Can you write out all the lines word for word, with no pictures?

§ Data supplied

##############################

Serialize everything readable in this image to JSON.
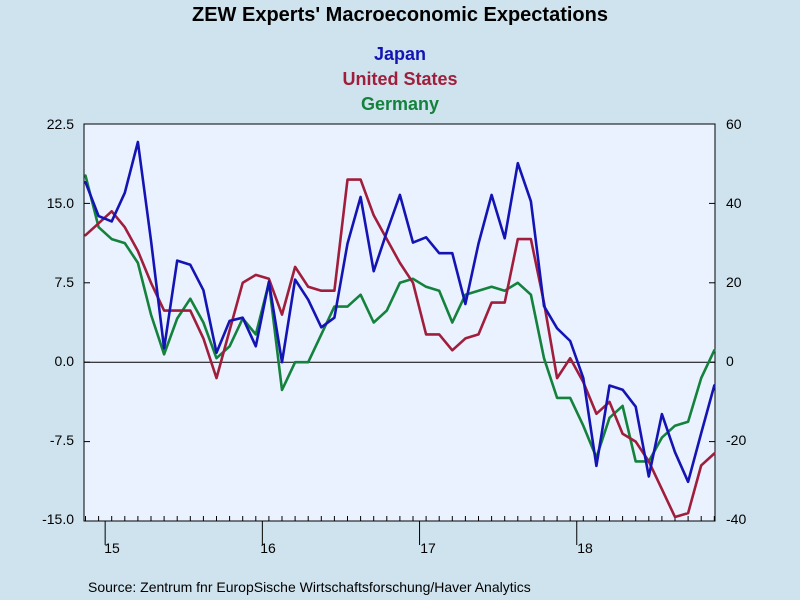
{
  "chart_data": {
    "type": "line",
    "title": "ZEW Experts' Macroeconomic Expectations",
    "source": "Source:  Zentrum fnr EuropSische Wirtschaftsforschung/Haver Analytics",
    "x_start": "2014-11",
    "x_tick_labels": [
      "15",
      "16",
      "17",
      "18"
    ],
    "y_left": {
      "min": -15.0,
      "max": 22.5,
      "ticks": [
        "22.5",
        "15.0",
        "7.5",
        "0.0",
        "-7.5",
        "-15.0"
      ]
    },
    "y_right": {
      "min": -40,
      "max": 60,
      "ticks": [
        "60",
        "40",
        "20",
        "0",
        "-20",
        "-40"
      ]
    },
    "series": [
      {
        "name": "Japan",
        "axis": "left",
        "color": "#1414b4",
        "values": [
          17.0,
          13.8,
          13.3,
          16.0,
          20.8,
          11.5,
          1.3,
          9.6,
          9.2,
          6.8,
          0.9,
          3.9,
          4.2,
          1.5,
          7.6,
          0.0,
          7.8,
          5.9,
          3.3,
          4.2,
          11.2,
          15.6,
          8.6,
          12.3,
          15.8,
          11.3,
          11.8,
          10.3,
          10.3,
          5.5,
          11.2,
          15.8,
          11.7,
          18.8,
          15.2,
          5.3,
          3.2,
          2.0,
          -1.5,
          -9.8,
          -2.2,
          -2.6,
          -4.2,
          -10.8,
          -4.9,
          -8.5,
          -11.3,
          -6.7,
          -2.2
        ]
      },
      {
        "name": "United States",
        "axis": "right",
        "color": "#a01e3c",
        "values": [
          32,
          35,
          38,
          34,
          28,
          20,
          13,
          13,
          13,
          6,
          -4,
          8,
          20,
          22,
          21,
          12,
          24,
          19,
          18,
          18,
          46,
          46,
          37,
          31,
          25,
          20,
          7,
          7,
          3,
          6,
          7,
          15,
          15,
          31,
          31,
          15,
          -4,
          1,
          -5,
          -13,
          -10,
          -18,
          -20,
          -25,
          -32,
          -39,
          -38,
          -26,
          -23
        ]
      },
      {
        "name": "Germany",
        "axis": "right",
        "color": "#14823c",
        "values": [
          47,
          34,
          31,
          30,
          25,
          12,
          2,
          11,
          16,
          10,
          1,
          4,
          11,
          7,
          20,
          -7,
          0,
          0,
          7,
          14,
          14,
          17,
          10,
          13,
          20,
          21,
          19,
          18,
          10,
          17,
          18,
          19,
          18,
          20,
          17,
          1,
          -9,
          -9,
          -16,
          -24,
          -14,
          -11,
          -25,
          -25,
          -19,
          -16,
          -15,
          -4,
          3
        ]
      }
    ],
    "zero_line": true,
    "grid": false
  }
}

##############################

§ Task output
Serialize everything readable in this image to JSON.
{
  "chart_data": {
    "type": "line",
    "title": "ZEW Experts' Macroeconomic Expectations",
    "source": "Source:  Zentrum fnr EuropSische Wirtschaftsforschung/Haver Analytics",
    "x_start": "2014-11",
    "x_tick_labels": [
      "15",
      "16",
      "17",
      "18"
    ],
    "y_left": {
      "min": -15.0,
      "max": 22.5,
      "ticks": [
        "22.5",
        "15.0",
        "7.5",
        "0.0",
        "-7.5",
        "-15.0"
      ]
    },
    "y_right": {
      "min": -40,
      "max": 60,
      "ticks": [
        "60",
        "40",
        "20",
        "0",
        "-20",
        "-40"
      ]
    },
    "series": [
      {
        "name": "Japan",
        "axis": "left",
        "color": "#1414b4",
        "values": [
          17.0,
          13.8,
          13.3,
          16.0,
          20.8,
          11.5,
          1.3,
          9.6,
          9.2,
          6.8,
          0.9,
          3.9,
          4.2,
          1.5,
          7.6,
          0.0,
          7.8,
          5.9,
          3.3,
          4.2,
          11.2,
          15.6,
          8.6,
          12.3,
          15.8,
          11.3,
          11.8,
          10.3,
          10.3,
          5.5,
          11.2,
          15.8,
          11.7,
          18.8,
          15.2,
          5.3,
          3.2,
          2.0,
          -1.5,
          -9.8,
          -2.2,
          -2.6,
          -4.2,
          -10.8,
          -4.9,
          -8.5,
          -11.3,
          -6.7,
          -2.2
        ]
      },
      {
        "name": "United States",
        "axis": "right",
        "color": "#a01e3c",
        "values": [
          32,
          35,
          38,
          34,
          28,
          20,
          13,
          13,
          13,
          6,
          -4,
          8,
          20,
          22,
          21,
          12,
          24,
          19,
          18,
          18,
          46,
          46,
          37,
          31,
          25,
          20,
          7,
          7,
          3,
          6,
          7,
          15,
          15,
          31,
          31,
          15,
          -4,
          1,
          -5,
          -13,
          -10,
          -18,
          -20,
          -25,
          -32,
          -39,
          -38,
          -26,
          -23
        ]
      },
      {
        "name": "Germany",
        "axis": "right",
        "color": "#14823c",
        "values": [
          47,
          34,
          31,
          30,
          25,
          12,
          2,
          11,
          16,
          10,
          1,
          4,
          11,
          7,
          20,
          -7,
          0,
          0,
          7,
          14,
          14,
          17,
          10,
          13,
          20,
          21,
          19,
          18,
          10,
          17,
          18,
          19,
          18,
          20,
          17,
          1,
          -9,
          -9,
          -16,
          -24,
          -14,
          -11,
          -25,
          -25,
          -19,
          -16,
          -15,
          -4,
          3
        ]
      }
    ],
    "zero_line": true,
    "grid": false
  }
}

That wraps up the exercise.